RAW RECORDS =
****************
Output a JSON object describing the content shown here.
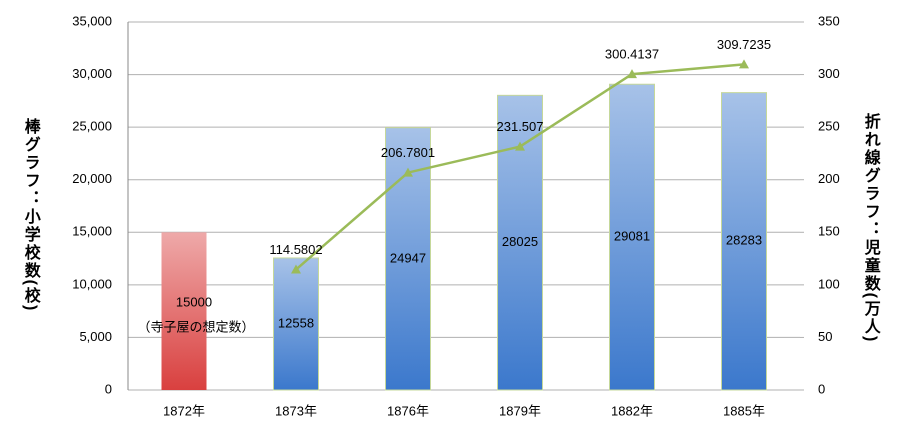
{
  "chart_data": {
    "type": "bar",
    "categories": [
      "1872年",
      "1873年",
      "1876年",
      "1879年",
      "1882年",
      "1885年"
    ],
    "y_label": "棒グラフ：小学校数(校)",
    "y2_label": "折れ線グラフ：児童数(万人)",
    "annotation": "（寺子屋の想定数）",
    "series": [
      {
        "type": "bar",
        "colors": [
          "#d9403f",
          "#3b78cc",
          "#3b78cc",
          "#3b78cc",
          "#3b78cc",
          "#3b78cc"
        ],
        "values": [
          15000,
          12558,
          24947,
          28025,
          29081,
          28283
        ]
      },
      {
        "type": "line",
        "axis": "y2",
        "color": "#9bbb59",
        "values": [
          null,
          114.5802,
          206.7801,
          231.507,
          300.4137,
          309.7235
        ]
      }
    ],
    "ylim": [
      0,
      35000
    ],
    "yticks": [
      0,
      {
        "value": 5000,
        "label": "5,000"
      },
      {
        "value": 10000,
        "label": "10,000"
      },
      {
        "value": 15000,
        "label": "15,000"
      },
      {
        "value": 20000,
        "label": "20,000"
      },
      {
        "value": 25000,
        "label": "25,000"
      },
      {
        "value": 30000,
        "label": "30,000"
      },
      {
        "value": 35000,
        "label": "35,000"
      }
    ],
    "y2lim": [
      0,
      350
    ],
    "y2ticks": [
      0,
      50,
      100,
      150,
      200,
      250,
      300,
      350
    ],
    "grid": true
  }
}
****************
INSTRUCTION =
Repeat the material above word for word, please, apart from its images.

THE RESPONSE =
Output a JSON object describing the content shown here.
{
  "chart_data": {
    "type": "bar",
    "categories": [
      "1872年",
      "1873年",
      "1876年",
      "1879年",
      "1882年",
      "1885年"
    ],
    "y_label": "棒グラフ：小学校数(校)",
    "y2_label": "折れ線グラフ：児童数(万人)",
    "annotation": "（寺子屋の想定数）",
    "series": [
      {
        "type": "bar",
        "colors": [
          "#d9403f",
          "#3b78cc",
          "#3b78cc",
          "#3b78cc",
          "#3b78cc",
          "#3b78cc"
        ],
        "values": [
          15000,
          12558,
          24947,
          28025,
          29081,
          28283
        ]
      },
      {
        "type": "line",
        "axis": "y2",
        "color": "#9bbb59",
        "values": [
          null,
          114.5802,
          206.7801,
          231.507,
          300.4137,
          309.7235
        ]
      }
    ],
    "ylim": [
      0,
      35000
    ],
    "yticks": [
      0,
      {
        "value": 5000,
        "label": "5,000"
      },
      {
        "value": 10000,
        "label": "10,000"
      },
      {
        "value": 15000,
        "label": "15,000"
      },
      {
        "value": 20000,
        "label": "20,000"
      },
      {
        "value": 25000,
        "label": "25,000"
      },
      {
        "value": 30000,
        "label": "30,000"
      },
      {
        "value": 35000,
        "label": "35,000"
      }
    ],
    "y2lim": [
      0,
      350
    ],
    "y2ticks": [
      0,
      50,
      100,
      150,
      200,
      250,
      300,
      350
    ],
    "grid": true
  }
}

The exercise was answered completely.